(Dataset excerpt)

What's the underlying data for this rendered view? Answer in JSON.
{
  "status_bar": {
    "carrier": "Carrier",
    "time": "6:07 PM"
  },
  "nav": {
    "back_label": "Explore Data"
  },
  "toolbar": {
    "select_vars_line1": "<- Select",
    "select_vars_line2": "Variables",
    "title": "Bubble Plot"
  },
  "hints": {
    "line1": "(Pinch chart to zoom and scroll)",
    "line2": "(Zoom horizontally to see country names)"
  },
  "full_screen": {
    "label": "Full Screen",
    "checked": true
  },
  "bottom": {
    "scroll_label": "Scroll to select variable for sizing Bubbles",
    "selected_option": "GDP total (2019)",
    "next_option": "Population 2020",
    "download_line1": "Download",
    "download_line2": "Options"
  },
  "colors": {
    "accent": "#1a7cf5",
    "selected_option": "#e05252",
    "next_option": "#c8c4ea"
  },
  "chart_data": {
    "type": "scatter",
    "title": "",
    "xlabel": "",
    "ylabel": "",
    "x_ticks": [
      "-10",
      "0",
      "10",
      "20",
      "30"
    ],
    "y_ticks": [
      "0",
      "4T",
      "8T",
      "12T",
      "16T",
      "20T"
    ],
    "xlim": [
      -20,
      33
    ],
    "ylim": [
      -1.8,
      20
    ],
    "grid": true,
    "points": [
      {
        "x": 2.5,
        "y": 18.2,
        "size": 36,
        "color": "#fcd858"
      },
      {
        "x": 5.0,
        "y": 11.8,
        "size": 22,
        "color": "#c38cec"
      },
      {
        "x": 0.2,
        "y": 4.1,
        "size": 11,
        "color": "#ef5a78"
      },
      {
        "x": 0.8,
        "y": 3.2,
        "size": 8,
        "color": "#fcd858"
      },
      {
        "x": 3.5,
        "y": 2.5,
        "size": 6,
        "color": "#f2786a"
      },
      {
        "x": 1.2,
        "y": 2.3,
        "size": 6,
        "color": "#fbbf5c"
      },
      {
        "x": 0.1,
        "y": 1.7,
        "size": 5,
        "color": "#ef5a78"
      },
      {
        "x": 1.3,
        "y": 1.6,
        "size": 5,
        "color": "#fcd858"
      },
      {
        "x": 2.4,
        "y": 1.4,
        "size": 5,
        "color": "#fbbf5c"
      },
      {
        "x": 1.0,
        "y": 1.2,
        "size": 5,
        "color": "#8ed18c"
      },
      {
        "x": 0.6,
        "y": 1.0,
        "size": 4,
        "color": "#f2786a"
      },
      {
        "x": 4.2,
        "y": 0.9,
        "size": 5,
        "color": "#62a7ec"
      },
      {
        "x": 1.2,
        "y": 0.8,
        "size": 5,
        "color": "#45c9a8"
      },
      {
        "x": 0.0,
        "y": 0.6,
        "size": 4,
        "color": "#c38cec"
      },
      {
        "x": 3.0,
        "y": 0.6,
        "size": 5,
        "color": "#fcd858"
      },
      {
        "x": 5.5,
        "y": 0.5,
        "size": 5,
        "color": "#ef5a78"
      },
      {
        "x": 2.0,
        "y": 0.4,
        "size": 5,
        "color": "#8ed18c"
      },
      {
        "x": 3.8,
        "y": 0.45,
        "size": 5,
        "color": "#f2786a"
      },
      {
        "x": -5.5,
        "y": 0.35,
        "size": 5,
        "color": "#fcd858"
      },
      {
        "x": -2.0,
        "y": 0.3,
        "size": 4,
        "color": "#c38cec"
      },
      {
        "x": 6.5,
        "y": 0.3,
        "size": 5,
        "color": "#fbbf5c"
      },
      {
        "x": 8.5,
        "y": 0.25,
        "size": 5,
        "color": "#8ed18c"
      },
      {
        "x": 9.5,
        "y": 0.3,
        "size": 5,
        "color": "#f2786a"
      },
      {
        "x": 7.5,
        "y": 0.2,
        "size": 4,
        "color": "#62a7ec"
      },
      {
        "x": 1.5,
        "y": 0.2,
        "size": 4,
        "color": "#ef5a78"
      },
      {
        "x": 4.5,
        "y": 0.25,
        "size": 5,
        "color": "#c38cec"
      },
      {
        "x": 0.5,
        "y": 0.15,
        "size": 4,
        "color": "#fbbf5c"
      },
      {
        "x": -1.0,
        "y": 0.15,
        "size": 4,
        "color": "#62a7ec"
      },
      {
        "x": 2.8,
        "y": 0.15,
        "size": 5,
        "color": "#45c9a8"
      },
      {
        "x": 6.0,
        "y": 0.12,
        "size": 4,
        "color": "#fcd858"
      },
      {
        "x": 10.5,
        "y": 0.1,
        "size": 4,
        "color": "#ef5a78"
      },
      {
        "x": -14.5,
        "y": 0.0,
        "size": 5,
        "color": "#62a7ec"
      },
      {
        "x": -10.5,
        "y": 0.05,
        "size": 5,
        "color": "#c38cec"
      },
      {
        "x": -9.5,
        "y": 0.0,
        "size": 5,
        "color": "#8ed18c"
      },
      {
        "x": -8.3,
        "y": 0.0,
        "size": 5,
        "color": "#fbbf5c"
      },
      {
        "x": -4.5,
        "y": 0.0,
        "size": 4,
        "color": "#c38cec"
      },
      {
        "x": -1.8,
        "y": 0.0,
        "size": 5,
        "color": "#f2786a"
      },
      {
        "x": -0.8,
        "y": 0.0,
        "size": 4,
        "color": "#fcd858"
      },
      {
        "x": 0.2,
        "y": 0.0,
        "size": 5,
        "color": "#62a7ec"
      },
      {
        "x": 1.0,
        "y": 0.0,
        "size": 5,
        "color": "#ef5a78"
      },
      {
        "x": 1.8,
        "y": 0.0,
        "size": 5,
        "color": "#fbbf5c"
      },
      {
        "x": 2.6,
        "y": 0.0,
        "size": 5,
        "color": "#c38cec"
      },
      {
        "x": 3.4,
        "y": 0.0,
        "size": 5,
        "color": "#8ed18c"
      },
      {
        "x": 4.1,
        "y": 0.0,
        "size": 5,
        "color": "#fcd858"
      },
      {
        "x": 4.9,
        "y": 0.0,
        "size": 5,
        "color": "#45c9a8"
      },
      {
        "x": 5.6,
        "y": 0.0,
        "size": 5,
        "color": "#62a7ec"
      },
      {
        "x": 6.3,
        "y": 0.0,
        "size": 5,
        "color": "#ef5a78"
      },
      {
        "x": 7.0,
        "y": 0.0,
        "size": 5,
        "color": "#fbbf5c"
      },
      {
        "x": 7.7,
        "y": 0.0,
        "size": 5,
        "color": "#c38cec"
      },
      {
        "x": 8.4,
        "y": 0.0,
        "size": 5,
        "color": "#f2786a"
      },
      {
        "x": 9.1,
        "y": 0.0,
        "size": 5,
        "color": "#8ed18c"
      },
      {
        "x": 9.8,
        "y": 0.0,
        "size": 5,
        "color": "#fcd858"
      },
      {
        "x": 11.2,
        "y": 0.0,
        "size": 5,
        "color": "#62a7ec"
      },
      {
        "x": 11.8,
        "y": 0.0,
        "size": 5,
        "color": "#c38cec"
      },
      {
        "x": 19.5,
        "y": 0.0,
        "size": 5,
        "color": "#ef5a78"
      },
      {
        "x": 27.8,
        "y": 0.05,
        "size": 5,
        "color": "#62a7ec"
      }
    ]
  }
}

■ **Problem details**
Print the complete listing again, exactly as it stands.

■ **Answer to the problem**
What's the underlying data for this rendered view? Answer in JSON.
{
  "status_bar": {
    "carrier": "Carrier",
    "time": "6:07 PM"
  },
  "nav": {
    "back_label": "Explore Data"
  },
  "toolbar": {
    "select_vars_line1": "<- Select",
    "select_vars_line2": "Variables",
    "title": "Bubble Plot"
  },
  "hints": {
    "line1": "(Pinch chart to zoom and scroll)",
    "line2": "(Zoom horizontally to see country names)"
  },
  "full_screen": {
    "label": "Full Screen",
    "checked": true
  },
  "bottom": {
    "scroll_label": "Scroll to select variable for sizing Bubbles",
    "selected_option": "GDP total (2019)",
    "next_option": "Population 2020",
    "download_line1": "Download",
    "download_line2": "Options"
  },
  "colors": {
    "accent": "#1a7cf5",
    "selected_option": "#e05252",
    "next_option": "#c8c4ea"
  },
  "chart_data": {
    "type": "scatter",
    "title": "",
    "xlabel": "",
    "ylabel": "",
    "x_ticks": [
      "-10",
      "0",
      "10",
      "20",
      "30"
    ],
    "y_ticks": [
      "0",
      "4T",
      "8T",
      "12T",
      "16T",
      "20T"
    ],
    "xlim": [
      -20,
      33
    ],
    "ylim": [
      -1.8,
      20
    ],
    "grid": true,
    "points": [
      {
        "x": 2.5,
        "y": 18.2,
        "size": 36,
        "color": "#fcd858"
      },
      {
        "x": 5.0,
        "y": 11.8,
        "size": 22,
        "color": "#c38cec"
      },
      {
        "x": 0.2,
        "y": 4.1,
        "size": 11,
        "color": "#ef5a78"
      },
      {
        "x": 0.8,
        "y": 3.2,
        "size": 8,
        "color": "#fcd858"
      },
      {
        "x": 3.5,
        "y": 2.5,
        "size": 6,
        "color": "#f2786a"
      },
      {
        "x": 1.2,
        "y": 2.3,
        "size": 6,
        "color": "#fbbf5c"
      },
      {
        "x": 0.1,
        "y": 1.7,
        "size": 5,
        "color": "#ef5a78"
      },
      {
        "x": 1.3,
        "y": 1.6,
        "size": 5,
        "color": "#fcd858"
      },
      {
        "x": 2.4,
        "y": 1.4,
        "size": 5,
        "color": "#fbbf5c"
      },
      {
        "x": 1.0,
        "y": 1.2,
        "size": 5,
        "color": "#8ed18c"
      },
      {
        "x": 0.6,
        "y": 1.0,
        "size": 4,
        "color": "#f2786a"
      },
      {
        "x": 4.2,
        "y": 0.9,
        "size": 5,
        "color": "#62a7ec"
      },
      {
        "x": 1.2,
        "y": 0.8,
        "size": 5,
        "color": "#45c9a8"
      },
      {
        "x": 0.0,
        "y": 0.6,
        "size": 4,
        "color": "#c38cec"
      },
      {
        "x": 3.0,
        "y": 0.6,
        "size": 5,
        "color": "#fcd858"
      },
      {
        "x": 5.5,
        "y": 0.5,
        "size": 5,
        "color": "#ef5a78"
      },
      {
        "x": 2.0,
        "y": 0.4,
        "size": 5,
        "color": "#8ed18c"
      },
      {
        "x": 3.8,
        "y": 0.45,
        "size": 5,
        "color": "#f2786a"
      },
      {
        "x": -5.5,
        "y": 0.35,
        "size": 5,
        "color": "#fcd858"
      },
      {
        "x": -2.0,
        "y": 0.3,
        "size": 4,
        "color": "#c38cec"
      },
      {
        "x": 6.5,
        "y": 0.3,
        "size": 5,
        "color": "#fbbf5c"
      },
      {
        "x": 8.5,
        "y": 0.25,
        "size": 5,
        "color": "#8ed18c"
      },
      {
        "x": 9.5,
        "y": 0.3,
        "size": 5,
        "color": "#f2786a"
      },
      {
        "x": 7.5,
        "y": 0.2,
        "size": 4,
        "color": "#62a7ec"
      },
      {
        "x": 1.5,
        "y": 0.2,
        "size": 4,
        "color": "#ef5a78"
      },
      {
        "x": 4.5,
        "y": 0.25,
        "size": 5,
        "color": "#c38cec"
      },
      {
        "x": 0.5,
        "y": 0.15,
        "size": 4,
        "color": "#fbbf5c"
      },
      {
        "x": -1.0,
        "y": 0.15,
        "size": 4,
        "color": "#62a7ec"
      },
      {
        "x": 2.8,
        "y": 0.15,
        "size": 5,
        "color": "#45c9a8"
      },
      {
        "x": 6.0,
        "y": 0.12,
        "size": 4,
        "color": "#fcd858"
      },
      {
        "x": 10.5,
        "y": 0.1,
        "size": 4,
        "color": "#ef5a78"
      },
      {
        "x": -14.5,
        "y": 0.0,
        "size": 5,
        "color": "#62a7ec"
      },
      {
        "x": -10.5,
        "y": 0.05,
        "size": 5,
        "color": "#c38cec"
      },
      {
        "x": -9.5,
        "y": 0.0,
        "size": 5,
        "color": "#8ed18c"
      },
      {
        "x": -8.3,
        "y": 0.0,
        "size": 5,
        "color": "#fbbf5c"
      },
      {
        "x": -4.5,
        "y": 0.0,
        "size": 4,
        "color": "#c38cec"
      },
      {
        "x": -1.8,
        "y": 0.0,
        "size": 5,
        "color": "#f2786a"
      },
      {
        "x": -0.8,
        "y": 0.0,
        "size": 4,
        "color": "#fcd858"
      },
      {
        "x": 0.2,
        "y": 0.0,
        "size": 5,
        "color": "#62a7ec"
      },
      {
        "x": 1.0,
        "y": 0.0,
        "size": 5,
        "color": "#ef5a78"
      },
      {
        "x": 1.8,
        "y": 0.0,
        "size": 5,
        "color": "#fbbf5c"
      },
      {
        "x": 2.6,
        "y": 0.0,
        "size": 5,
        "color": "#c38cec"
      },
      {
        "x": 3.4,
        "y": 0.0,
        "size": 5,
        "color": "#8ed18c"
      },
      {
        "x": 4.1,
        "y": 0.0,
        "size": 5,
        "color": "#fcd858"
      },
      {
        "x": 4.9,
        "y": 0.0,
        "size": 5,
        "color": "#45c9a8"
      },
      {
        "x": 5.6,
        "y": 0.0,
        "size": 5,
        "color": "#62a7ec"
      },
      {
        "x": 6.3,
        "y": 0.0,
        "size": 5,
        "color": "#ef5a78"
      },
      {
        "x": 7.0,
        "y": 0.0,
        "size": 5,
        "color": "#fbbf5c"
      },
      {
        "x": 7.7,
        "y": 0.0,
        "size": 5,
        "color": "#c38cec"
      },
      {
        "x": 8.4,
        "y": 0.0,
        "size": 5,
        "color": "#f2786a"
      },
      {
        "x": 9.1,
        "y": 0.0,
        "size": 5,
        "color": "#8ed18c"
      },
      {
        "x": 9.8,
        "y": 0.0,
        "size": 5,
        "color": "#fcd858"
      },
      {
        "x": 11.2,
        "y": 0.0,
        "size": 5,
        "color": "#62a7ec"
      },
      {
        "x": 11.8,
        "y": 0.0,
        "size": 5,
        "color": "#c38cec"
      },
      {
        "x": 19.5,
        "y": 0.0,
        "size": 5,
        "color": "#ef5a78"
      },
      {
        "x": 27.8,
        "y": 0.05,
        "size": 5,
        "color": "#62a7ec"
      }
    ]
  }
}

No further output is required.